GIVEN TASK:
Reproduce the data below in full and exclude every picture.

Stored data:
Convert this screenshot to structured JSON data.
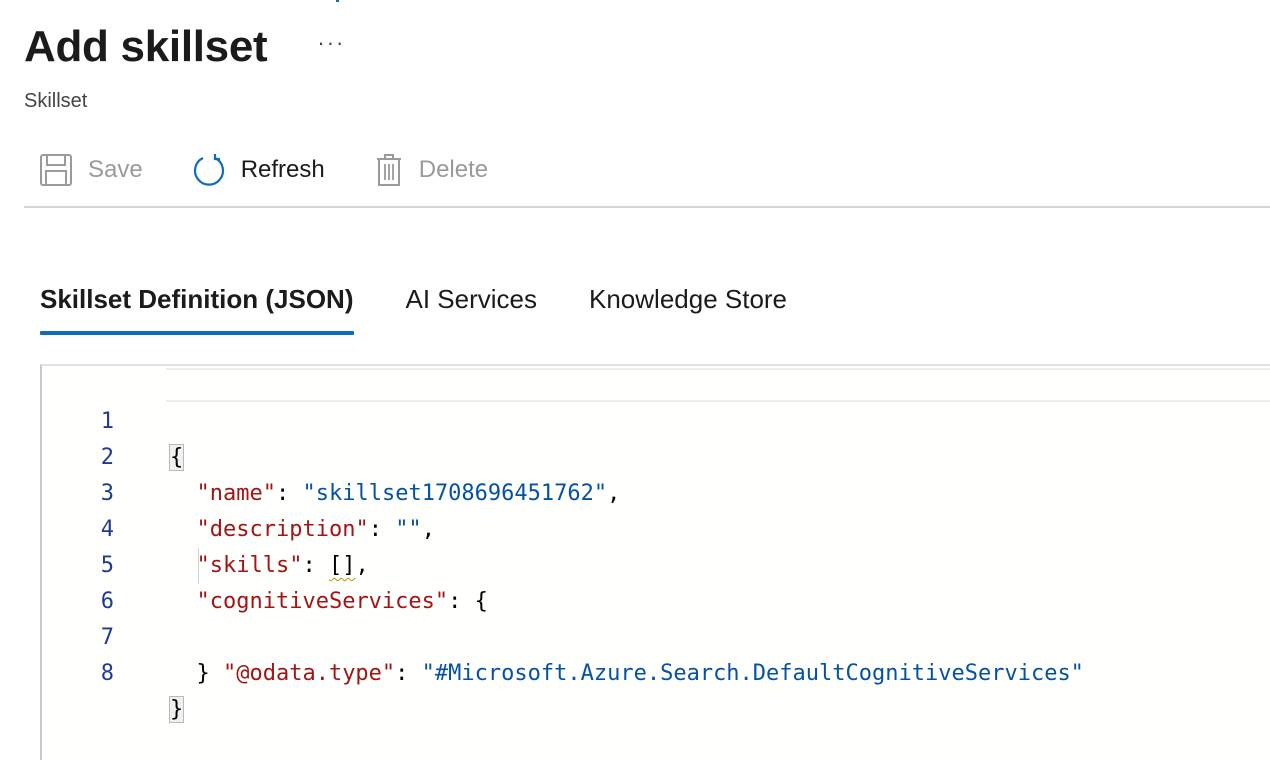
{
  "page": {
    "title": "Add skillset",
    "more_label": "···",
    "subtitle": "Skillset"
  },
  "toolbar": {
    "save_label": "Save",
    "refresh_label": "Refresh",
    "delete_label": "Delete"
  },
  "tabs": [
    {
      "label": "Skillset Definition (JSON)",
      "active": true
    },
    {
      "label": "AI Services",
      "active": false
    },
    {
      "label": "Knowledge Store",
      "active": false
    }
  ],
  "editor": {
    "line_numbers": [
      "1",
      "2",
      "3",
      "4",
      "5",
      "6",
      "7",
      "8"
    ],
    "tokens": {
      "open_brace": "{",
      "name_key": "\"name\"",
      "name_value": "\"skillset1708696451762\"",
      "description_key": "\"description\"",
      "description_value": "\"\"",
      "skills_key": "\"skills\"",
      "skills_value": "[]",
      "cog_key": "\"cognitiveServices\"",
      "odata_key": "\"@odata.type\"",
      "odata_value": "\"#Microsoft.Azure.Search.DefaultCognitiveServices\"",
      "inner_close": "}",
      "close_brace": "}",
      "colon": ": ",
      "comma": ",",
      "cog_open": ": {"
    }
  },
  "colors": {
    "accent": "#0f6cbd",
    "json_key": "#a31515",
    "json_string": "#0451a5",
    "line_number": "#1f3a93"
  }
}
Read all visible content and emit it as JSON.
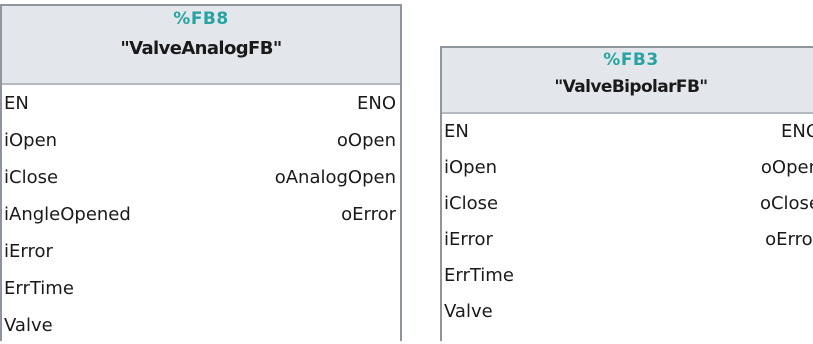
{
  "blocks": [
    {
      "instance": "%FB8",
      "type_name": "\"ValveAnalogFB\"",
      "inputs": [
        "EN",
        "iOpen",
        "iClose",
        "iAngleOpened",
        "iError",
        "ErrTime",
        "Valve"
      ],
      "outputs": [
        "ENO",
        "oOpen",
        "oAnalogOpen",
        "oError"
      ]
    },
    {
      "instance": "%FB3",
      "type_name": "\"ValveBipolarFB\"",
      "inputs": [
        "EN",
        "iOpen",
        "iClose",
        "iError",
        "ErrTime",
        "Valve"
      ],
      "outputs": [
        "ENO",
        "oOpen",
        "oClose",
        "oError"
      ]
    }
  ]
}
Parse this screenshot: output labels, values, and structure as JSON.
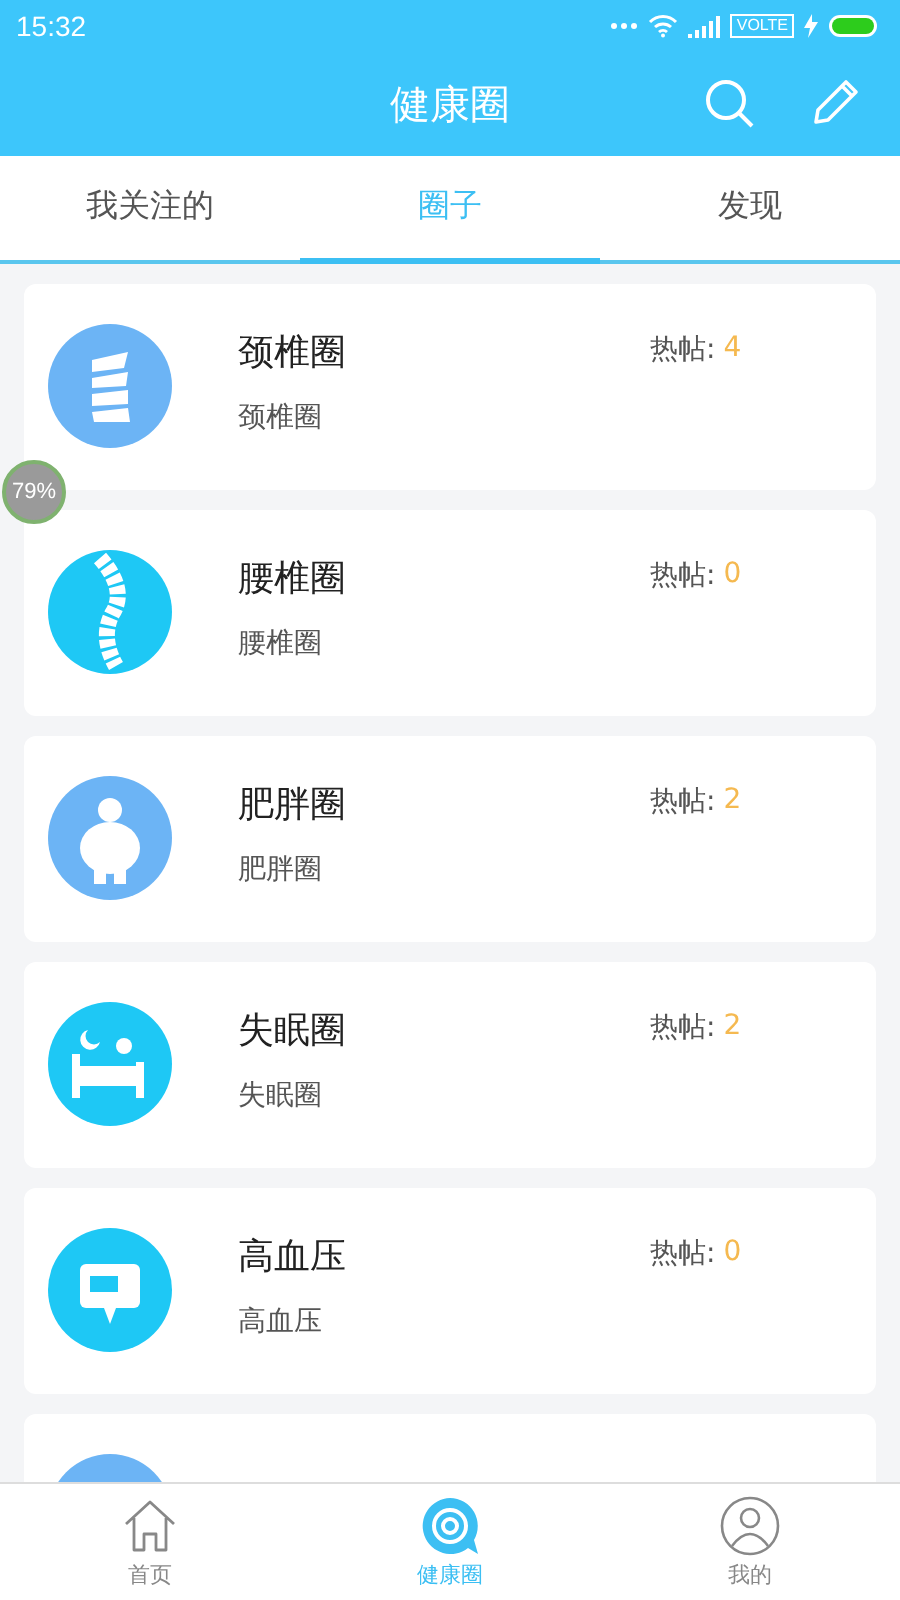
{
  "status_bar": {
    "time": "15:32",
    "network_badge": "VOLTE"
  },
  "header": {
    "title": "健康圈"
  },
  "tabs": [
    {
      "label": "我关注的",
      "selected": false
    },
    {
      "label": "圈子",
      "selected": true
    },
    {
      "label": "发现",
      "selected": false
    }
  ],
  "float_badge": "79%",
  "circles": [
    {
      "title": "颈椎圈",
      "subtitle": "颈椎圈",
      "hot_label": "热帖:",
      "hot_count": "4",
      "kind": "neck",
      "color": "#6cb4f5"
    },
    {
      "title": "腰椎圈",
      "subtitle": "腰椎圈",
      "hot_label": "热帖:",
      "hot_count": "0",
      "kind": "spine",
      "color": "#1ec8f5"
    },
    {
      "title": "肥胖圈",
      "subtitle": "肥胖圈",
      "hot_label": "热帖:",
      "hot_count": "2",
      "kind": "body",
      "color": "#6cb4f5"
    },
    {
      "title": "失眠圈",
      "subtitle": "失眠圈",
      "hot_label": "热帖:",
      "hot_count": "2",
      "kind": "bed",
      "color": "#1ec8f5"
    },
    {
      "title": "高血压",
      "subtitle": "高血压",
      "hot_label": "热帖:",
      "hot_count": "0",
      "kind": "monitor",
      "color": "#1ec8f5"
    },
    {
      "kind": "other",
      "color": "#6cb4f5"
    }
  ],
  "bottom_nav": [
    {
      "label": "首页",
      "kind": "home",
      "selected": false
    },
    {
      "label": "健康圈",
      "kind": "chat",
      "selected": true
    },
    {
      "label": "我的",
      "kind": "user",
      "selected": false
    }
  ]
}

SOLUTION FOR THIS EXERCISE:
Convert this screenshot to structured JSON data.
{
  "page": {
    "title": "Add skillset",
    "more_label": "···",
    "subtitle": "Skillset"
  },
  "toolbar": {
    "save_label": "Save",
    "refresh_label": "Refresh",
    "delete_label": "Delete"
  },
  "tabs": [
    {
      "label": "Skillset Definition (JSON)",
      "active": true
    },
    {
      "label": "AI Services",
      "active": false
    },
    {
      "label": "Knowledge Store",
      "active": false
    }
  ],
  "editor": {
    "line_numbers": [
      "1",
      "2",
      "3",
      "4",
      "5",
      "6",
      "7",
      "8"
    ],
    "tokens": {
      "open_brace": "{",
      "name_key": "\"name\"",
      "name_value": "\"skillset1708696451762\"",
      "description_key": "\"description\"",
      "description_value": "\"\"",
      "skills_key": "\"skills\"",
      "skills_value": "[]",
      "cog_key": "\"cognitiveServices\"",
      "odata_key": "\"@odata.type\"",
      "odata_value": "\"#Microsoft.Azure.Search.DefaultCognitiveServices\"",
      "inner_close": "}",
      "close_brace": "}",
      "colon": ": ",
      "comma": ",",
      "cog_open": ": {"
    }
  },
  "colors": {
    "accent": "#0f6cbd",
    "json_key": "#a31515",
    "json_string": "#0451a5",
    "line_number": "#1f3a93"
  }
}
Read all visible content and emit it as JSON.
{
  "blocks": [
    {
      "instance": "%FB8",
      "type_name": "\"ValveAnalogFB\"",
      "inputs": [
        "EN",
        "iOpen",
        "iClose",
        "iAngleOpened",
        "iError",
        "ErrTime",
        "Valve"
      ],
      "outputs": [
        "ENO",
        "oOpen",
        "oAnalogOpen",
        "oError"
      ]
    },
    {
      "instance": "%FB3",
      "type_name": "\"ValveBipolarFB\"",
      "inputs": [
        "EN",
        "iOpen",
        "iClose",
        "iError",
        "ErrTime",
        "Valve"
      ],
      "outputs": [
        "ENO",
        "oOpen",
        "oClose",
        "oError"
      ]
    }
  ]
}
Parse this screenshot: output labels, values, and structure as JSON.
{
  "status_bar": {
    "time": "15:32",
    "network_badge": "VOLTE"
  },
  "header": {
    "title": "健康圈"
  },
  "tabs": [
    {
      "label": "我关注的",
      "selected": false
    },
    {
      "label": "圈子",
      "selected": true
    },
    {
      "label": "发现",
      "selected": false
    }
  ],
  "float_badge": "79%",
  "circles": [
    {
      "title": "颈椎圈",
      "subtitle": "颈椎圈",
      "hot_label": "热帖:",
      "hot_count": "4",
      "kind": "neck",
      "color": "#6cb4f5"
    },
    {
      "title": "腰椎圈",
      "subtitle": "腰椎圈",
      "hot_label": "热帖:",
      "hot_count": "0",
      "kind": "spine",
      "color": "#1ec8f5"
    },
    {
      "title": "肥胖圈",
      "subtitle": "肥胖圈",
      "hot_label": "热帖:",
      "hot_count": "2",
      "kind": "body",
      "color": "#6cb4f5"
    },
    {
      "title": "失眠圈",
      "subtitle": "失眠圈",
      "hot_label": "热帖:",
      "hot_count": "2",
      "kind": "bed",
      "color": "#1ec8f5"
    },
    {
      "title": "高血压",
      "subtitle": "高血压",
      "hot_label": "热帖:",
      "hot_count": "0",
      "kind": "monitor",
      "color": "#1ec8f5"
    },
    {
      "kind": "other",
      "color": "#6cb4f5"
    }
  ],
  "bottom_nav": [
    {
      "label": "首页",
      "kind": "home",
      "selected": false
    },
    {
      "label": "健康圈",
      "kind": "chat",
      "selected": true
    },
    {
      "label": "我的",
      "kind": "user",
      "selected": false
    }
  ]
}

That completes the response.